# Exercise prompt:
Below are records to repeat exactly. Omit the pictures from the copy.

# Dataset excerpts:
□ □ □ □

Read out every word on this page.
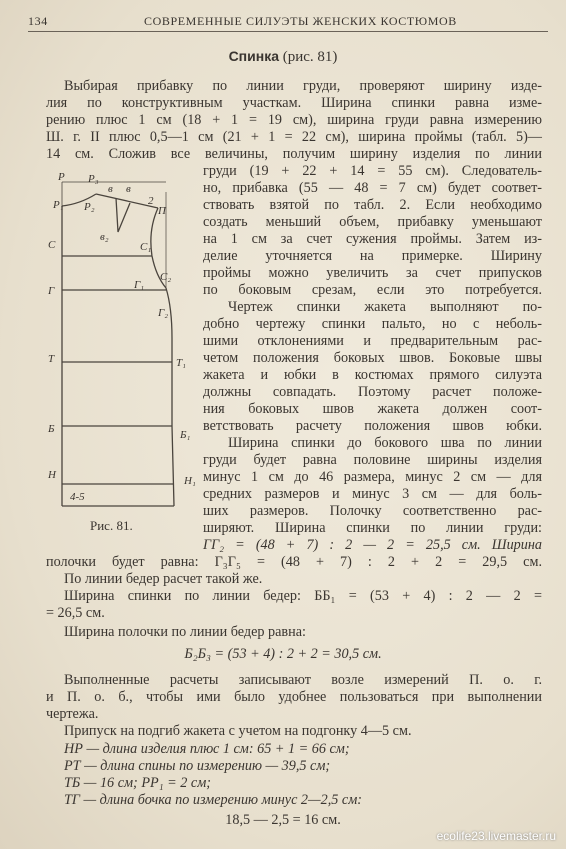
134	СОВРЕМЕННЫЕ СИЛУЭТЫ ЖЕНСКИХ КОСТЮМОВ
Спинка (рис. 81)
Выбирая прибавку по линии груди, проверяют ширину изде-
лия по конструктивным участкам. Ширина спинки равна изме-
рению плюс 1 см (18 + 1 = 19 см), ширина груди равна измерению
Ш. г. II плюс 0,5—1 см (21 + 1 = 22 см), ширина проймы (табл. 5)—
14 см. Сложив все величины, получим ширину изделия по линии
груди (19 + 22 + 14 = 55 см). Следователь-
но, прибавка (55 — 48 = 7 см) будет соответ-
ствовать взятой по табл. 2. Если необходимо
создать меньший объем, прибавку уменьшают
на 1 см за счет сужения проймы. Затем из-
делие уточняется на примерке. Ширину
проймы можно увеличить за счет припусков
по боковым срезам, если это потребуется.
Чертеж спинки жакета выполняют по-
добно чертежу спинки пальто, но с неболь-
шими отклонениями и предварительным рас-
четом положения боковых швов. Боковые швы
жакета и юбки в костюмах прямого силуэта
должны совпадать. Поэтому расчет положе-
ния боковых швов жакета должен соот-
ветствовать расчету положения швов юбки.
Ширина спинки до бокового шва по линии
груди будет равна половине ширины изделия
минус 1 см до 46 размера, минус 2 см — для
средних размеров и минус 3 см — для боль-
ших размеров. Полочку соответственно рас-
ширяют. Ширина спинки по линии груди:
ГГ₂ = (48 + 7) : 2 — 2 = 25,5 см. Ширина
полочки будет равна: Г₃Г₅ = (48 + 7) : 2 + 2 = 29,5 см.
По линии бедер расчет такой же.
Ширина спинки по линии бедер: ББ₁ = (53 + 4) : 2 — 2 =
= 26,5 см.
Ширина полочки по линии бедер равна:
Б₂Б₃ = (53 + 4) : 2 + 2 = 30,5 см.
Выполненные расчеты записывают возле измерений П. о. г.
и П. о. б., чтобы ими было удобнее пользоваться при выполнении
чертежа.
Припуск на подгиб жакета с учетом на подгонку 4—5 см.
НР — длина изделия плюс 1 см: 65 + 1 = 66 см;
РТ — длина спины по измерению — 39,5 см;
ТБ — 16 см; РР₁ = 2 см;
ТГ — длина бочка по измерению минус 2—2,5 см:
18,5 — 2,5 = 16 см.
Р Р₃
в в
Р₁ Р₂	2
П
в₂
С	С₁
С₂
Г	Г₁
Г₂
Т	Т₁
Б	Б₁
Н	Н₁
4-5
Рис. 81.
ecolife23.livemaster.ru
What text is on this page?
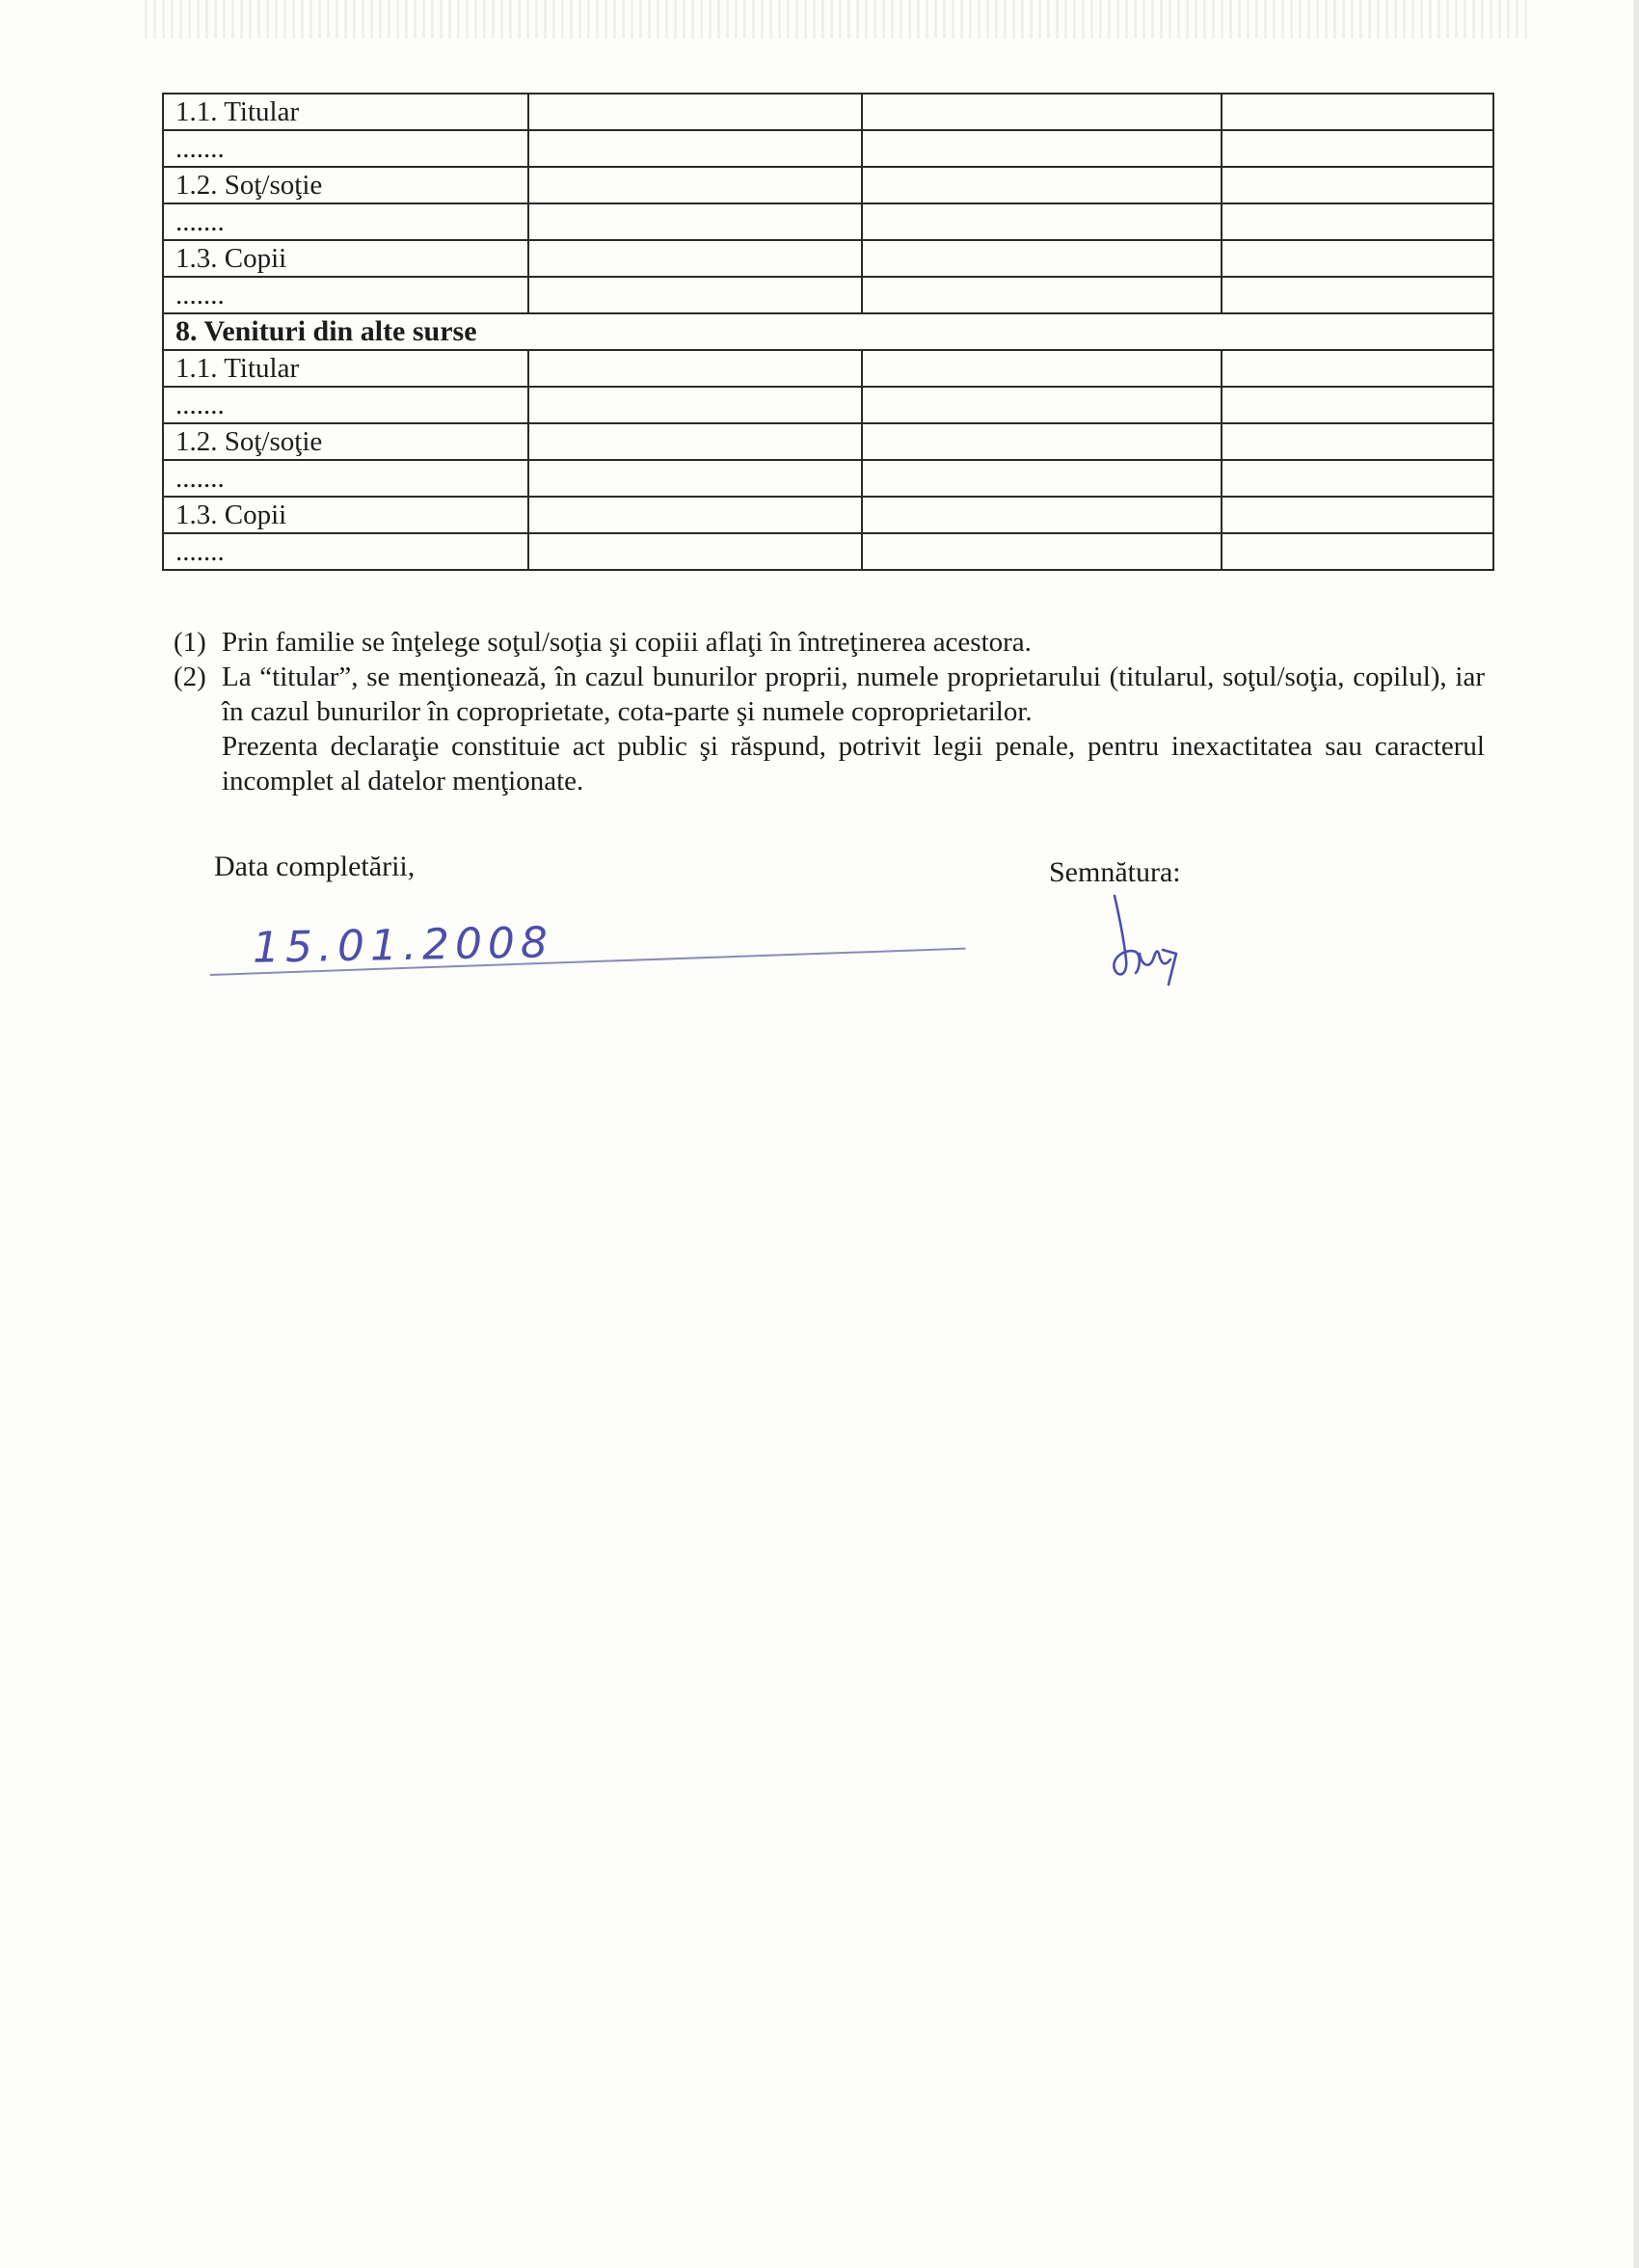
1.1. Titular			
.......			
1.2. Soţ/soţie			
.......			
1.3. Copii			
.......			
8. Venituri din alte surse			
1.1. Titular			
.......			
1.2. Soţ/soţie			
.......			
1.3. Copii			
.......			
(1) Prin familie se înţelege soţul/soţia şi copiii aflaţi în întreţinerea acestora.
(2) La “titular”, se menţionează, în cazul bunurilor proprii, numele proprietarului (titularul, soţul/soţia, copilul), iar în cazul bunurilor în coproprietate, cota-parte şi numele coproprietarilor.
Prezenta declaraţie constituie act public şi răspund, potrivit legii penale, pentru inexactitatea sau caracterul incomplet al datelor menţionate.
Data completării,	Semnătura:
15.01.2008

□ □ □ □

# Expected output:
Read out every word on this page.
134	СОВРЕМЕННЫЕ СИЛУЭТЫ ЖЕНСКИХ КОСТЮМОВ
Спинка (рис. 81)
Выбирая прибавку по линии груди, проверяют ширину изде-
лия по конструктивным участкам. Ширина спинки равна изме-
рению плюс 1 см (18 + 1 = 19 см), ширина груди равна измерению
Ш. г. II плюс 0,5—1 см (21 + 1 = 22 см), ширина проймы (табл. 5)—
14 см. Сложив все величины, получим ширину изделия по линии
груди (19 + 22 + 14 = 55 см). Следователь-
но, прибавка (55 — 48 = 7 см) будет соответ-
ствовать взятой по табл. 2. Если необходимо
создать меньший объем, прибавку уменьшают
на 1 см за счет сужения проймы. Затем из-
делие уточняется на примерке. Ширину
проймы можно увеличить за счет припусков
по боковым срезам, если это потребуется.
Чертеж спинки жакета выполняют по-
добно чертежу спинки пальто, но с неболь-
шими отклонениями и предварительным рас-
четом положения боковых швов. Боковые швы
жакета и юбки в костюмах прямого силуэта
должны совпадать. Поэтому расчет положе-
ния боковых швов жакета должен соот-
ветствовать расчету положения швов юбки.
Ширина спинки до бокового шва по линии
груди будет равна половине ширины изделия
минус 1 см до 46 размера, минус 2 см — для
средних размеров и минус 3 см — для боль-
ших размеров. Полочку соответственно рас-
ширяют. Ширина спинки по линии груди:
ГГ₂ = (48 + 7) : 2 — 2 = 25,5 см. Ширина
полочки будет равна: Г₃Г₅ = (48 + 7) : 2 + 2 = 29,5 см.
По линии бедер расчет такой же.
Ширина спинки по линии бедер: ББ₁ = (53 + 4) : 2 — 2 =
= 26,5 см.
Ширина полочки по линии бедер равна:
Б₂Б₃ = (53 + 4) : 2 + 2 = 30,5 см.
Выполненные расчеты записывают возле измерений П. о. г.
и П. о. б., чтобы ими было удобнее пользоваться при выполнении
чертежа.
Припуск на подгиб жакета с учетом на подгонку 4—5 см.
НР — длина изделия плюс 1 см: 65 + 1 = 66 см;
РТ — длина спины по измерению — 39,5 см;
ТБ — 16 см; РР₁ = 2 см;
ТГ — длина бочка по измерению минус 2—2,5 см:
18,5 — 2,5 = 16 см.
Р Р₃
в в
Р₁ Р₂	2
П
в₂
С	С₁
С₂
Г	Г₁
Г₂
Т	Т₁
Б	Б₁
Н	Н₁
4-5
Рис. 81.
ecolife23.livemaster.ru
What text is on this page?
1.1. Titular			
.......			
1.2. Soţ/soţie			
.......			
1.3. Copii			
.......			
8. Venituri din alte surse			
1.1. Titular			
.......			
1.2. Soţ/soţie			
.......			
1.3. Copii			
.......			
(1) Prin familie se înţelege soţul/soţia şi copiii aflaţi în întreţinerea acestora.
(2) La “titular”, se menţionează, în cazul bunurilor proprii, numele proprietarului (titularul, soţul/soţia, copilul), iar în cazul bunurilor în coproprietate, cota-parte şi numele coproprietarilor.
Prezenta declaraţie constituie act public şi răspund, potrivit legii penale, pentru inexactitatea sau caracterul incomplet al datelor menţionate.
Data completării,	Semnătura:
15.01.2008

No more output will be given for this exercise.